▶ Stored data entries
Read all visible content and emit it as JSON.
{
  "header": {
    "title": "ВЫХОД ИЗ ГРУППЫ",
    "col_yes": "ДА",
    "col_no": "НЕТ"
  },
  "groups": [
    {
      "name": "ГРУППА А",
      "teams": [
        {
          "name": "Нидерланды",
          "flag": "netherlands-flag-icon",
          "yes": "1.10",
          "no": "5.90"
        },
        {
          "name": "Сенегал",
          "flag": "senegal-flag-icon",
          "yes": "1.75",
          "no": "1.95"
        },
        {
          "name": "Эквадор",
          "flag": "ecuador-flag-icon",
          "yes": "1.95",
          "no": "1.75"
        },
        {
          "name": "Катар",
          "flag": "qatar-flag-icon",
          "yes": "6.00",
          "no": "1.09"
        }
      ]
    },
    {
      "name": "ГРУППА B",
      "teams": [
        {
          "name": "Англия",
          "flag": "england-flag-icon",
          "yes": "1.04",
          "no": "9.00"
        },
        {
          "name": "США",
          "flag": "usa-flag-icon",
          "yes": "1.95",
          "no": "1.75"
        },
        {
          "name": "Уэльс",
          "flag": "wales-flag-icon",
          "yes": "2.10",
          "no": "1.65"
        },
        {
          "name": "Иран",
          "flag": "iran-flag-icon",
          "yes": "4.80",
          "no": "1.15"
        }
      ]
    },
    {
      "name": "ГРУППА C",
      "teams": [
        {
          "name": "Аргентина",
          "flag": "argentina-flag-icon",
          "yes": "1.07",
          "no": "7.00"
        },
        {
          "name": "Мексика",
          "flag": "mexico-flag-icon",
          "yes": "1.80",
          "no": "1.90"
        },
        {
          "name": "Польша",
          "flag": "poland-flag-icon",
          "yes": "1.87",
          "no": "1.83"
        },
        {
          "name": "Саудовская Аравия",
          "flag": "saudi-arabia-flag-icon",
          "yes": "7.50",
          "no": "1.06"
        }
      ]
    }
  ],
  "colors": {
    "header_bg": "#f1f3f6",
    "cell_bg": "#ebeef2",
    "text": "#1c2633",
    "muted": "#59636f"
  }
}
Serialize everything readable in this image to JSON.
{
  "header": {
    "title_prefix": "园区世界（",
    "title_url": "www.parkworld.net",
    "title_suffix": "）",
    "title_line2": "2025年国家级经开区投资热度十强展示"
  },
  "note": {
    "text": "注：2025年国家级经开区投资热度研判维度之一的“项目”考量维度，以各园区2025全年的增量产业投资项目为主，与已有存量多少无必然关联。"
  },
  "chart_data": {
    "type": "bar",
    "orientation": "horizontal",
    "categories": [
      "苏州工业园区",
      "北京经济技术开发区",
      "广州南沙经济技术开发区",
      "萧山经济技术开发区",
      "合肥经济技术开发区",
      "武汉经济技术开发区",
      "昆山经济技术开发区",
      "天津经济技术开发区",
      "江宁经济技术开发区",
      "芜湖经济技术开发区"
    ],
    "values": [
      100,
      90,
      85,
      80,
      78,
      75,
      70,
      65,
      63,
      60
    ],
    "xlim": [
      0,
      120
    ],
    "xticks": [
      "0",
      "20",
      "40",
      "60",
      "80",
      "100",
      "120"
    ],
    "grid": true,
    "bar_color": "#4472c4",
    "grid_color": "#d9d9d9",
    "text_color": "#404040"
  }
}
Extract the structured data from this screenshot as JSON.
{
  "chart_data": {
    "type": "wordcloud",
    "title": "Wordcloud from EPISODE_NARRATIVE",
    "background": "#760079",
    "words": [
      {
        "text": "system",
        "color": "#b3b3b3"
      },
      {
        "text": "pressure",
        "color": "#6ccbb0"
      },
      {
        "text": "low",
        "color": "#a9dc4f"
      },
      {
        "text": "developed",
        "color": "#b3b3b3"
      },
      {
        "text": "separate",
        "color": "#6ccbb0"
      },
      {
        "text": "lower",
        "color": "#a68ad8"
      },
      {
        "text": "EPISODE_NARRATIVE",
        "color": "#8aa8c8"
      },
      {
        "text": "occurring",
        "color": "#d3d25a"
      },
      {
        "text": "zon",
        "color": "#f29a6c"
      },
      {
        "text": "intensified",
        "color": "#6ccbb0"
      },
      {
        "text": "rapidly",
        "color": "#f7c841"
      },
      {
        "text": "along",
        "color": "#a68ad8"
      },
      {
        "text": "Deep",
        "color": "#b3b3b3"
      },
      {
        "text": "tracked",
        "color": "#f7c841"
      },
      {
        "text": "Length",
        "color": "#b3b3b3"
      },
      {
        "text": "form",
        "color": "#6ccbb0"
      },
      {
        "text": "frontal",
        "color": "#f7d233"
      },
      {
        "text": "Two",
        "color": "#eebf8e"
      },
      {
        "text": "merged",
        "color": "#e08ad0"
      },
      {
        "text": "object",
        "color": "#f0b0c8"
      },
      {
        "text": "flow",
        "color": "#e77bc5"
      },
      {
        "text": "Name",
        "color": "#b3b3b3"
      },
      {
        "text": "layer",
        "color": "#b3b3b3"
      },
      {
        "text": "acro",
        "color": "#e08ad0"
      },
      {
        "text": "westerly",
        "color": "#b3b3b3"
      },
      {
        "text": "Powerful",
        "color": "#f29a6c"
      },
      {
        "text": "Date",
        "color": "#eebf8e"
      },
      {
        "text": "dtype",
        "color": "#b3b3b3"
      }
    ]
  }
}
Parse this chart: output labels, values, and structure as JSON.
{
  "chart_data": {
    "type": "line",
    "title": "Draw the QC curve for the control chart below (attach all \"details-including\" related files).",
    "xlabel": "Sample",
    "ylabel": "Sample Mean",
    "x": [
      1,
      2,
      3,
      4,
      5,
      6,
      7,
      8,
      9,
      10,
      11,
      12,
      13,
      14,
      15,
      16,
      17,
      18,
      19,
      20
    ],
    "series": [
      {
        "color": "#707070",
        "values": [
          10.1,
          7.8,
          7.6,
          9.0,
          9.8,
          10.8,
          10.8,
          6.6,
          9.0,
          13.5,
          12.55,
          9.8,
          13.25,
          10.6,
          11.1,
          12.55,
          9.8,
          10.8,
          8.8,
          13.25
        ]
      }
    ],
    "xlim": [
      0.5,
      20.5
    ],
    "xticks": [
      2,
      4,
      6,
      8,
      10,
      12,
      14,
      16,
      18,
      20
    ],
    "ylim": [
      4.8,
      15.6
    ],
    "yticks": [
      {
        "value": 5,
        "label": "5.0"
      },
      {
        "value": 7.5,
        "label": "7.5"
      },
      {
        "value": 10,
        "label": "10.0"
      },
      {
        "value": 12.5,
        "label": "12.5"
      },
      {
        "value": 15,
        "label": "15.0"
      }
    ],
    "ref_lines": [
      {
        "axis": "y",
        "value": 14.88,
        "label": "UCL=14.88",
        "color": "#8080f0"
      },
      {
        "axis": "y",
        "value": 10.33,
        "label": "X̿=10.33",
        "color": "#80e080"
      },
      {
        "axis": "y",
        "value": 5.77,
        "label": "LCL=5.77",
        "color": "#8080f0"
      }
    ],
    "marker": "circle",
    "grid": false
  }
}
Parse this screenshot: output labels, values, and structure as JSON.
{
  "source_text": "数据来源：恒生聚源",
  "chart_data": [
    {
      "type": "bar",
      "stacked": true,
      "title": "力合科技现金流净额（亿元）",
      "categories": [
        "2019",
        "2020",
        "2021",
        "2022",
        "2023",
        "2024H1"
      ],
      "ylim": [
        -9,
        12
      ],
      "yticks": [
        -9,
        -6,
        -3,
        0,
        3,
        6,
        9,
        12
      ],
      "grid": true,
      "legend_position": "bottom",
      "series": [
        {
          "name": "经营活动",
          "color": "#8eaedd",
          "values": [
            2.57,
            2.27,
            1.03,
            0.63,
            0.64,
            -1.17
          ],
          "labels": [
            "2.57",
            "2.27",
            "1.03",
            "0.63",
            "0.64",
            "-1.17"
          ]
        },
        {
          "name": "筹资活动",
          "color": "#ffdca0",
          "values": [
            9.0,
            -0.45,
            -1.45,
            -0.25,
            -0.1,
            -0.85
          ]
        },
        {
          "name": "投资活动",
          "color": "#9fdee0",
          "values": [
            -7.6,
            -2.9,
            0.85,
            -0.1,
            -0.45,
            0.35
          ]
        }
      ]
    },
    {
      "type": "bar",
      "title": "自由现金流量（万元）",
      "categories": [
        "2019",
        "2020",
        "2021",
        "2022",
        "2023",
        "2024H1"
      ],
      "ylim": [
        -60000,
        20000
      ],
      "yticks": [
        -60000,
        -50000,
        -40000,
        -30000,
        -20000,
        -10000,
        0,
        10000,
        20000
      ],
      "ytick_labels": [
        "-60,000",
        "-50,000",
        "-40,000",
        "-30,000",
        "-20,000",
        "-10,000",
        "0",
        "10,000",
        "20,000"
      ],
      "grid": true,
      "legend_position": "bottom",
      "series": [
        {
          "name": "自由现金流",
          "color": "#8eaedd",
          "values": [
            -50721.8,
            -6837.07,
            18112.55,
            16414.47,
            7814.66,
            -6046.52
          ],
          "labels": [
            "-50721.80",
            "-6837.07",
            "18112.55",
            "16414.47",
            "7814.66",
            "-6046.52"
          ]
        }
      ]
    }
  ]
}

▶ SHORT TASK
Extract each line holding the string "this".

▶ REPLY TO THE TASK
Serialize everything readable in this image to JSON.
Extract the structured data from this screenshot as JSON.
Parse this chart: output labels, values, and structure as JSON.
Parse this screenshot: output labels, values, and structure as JSON.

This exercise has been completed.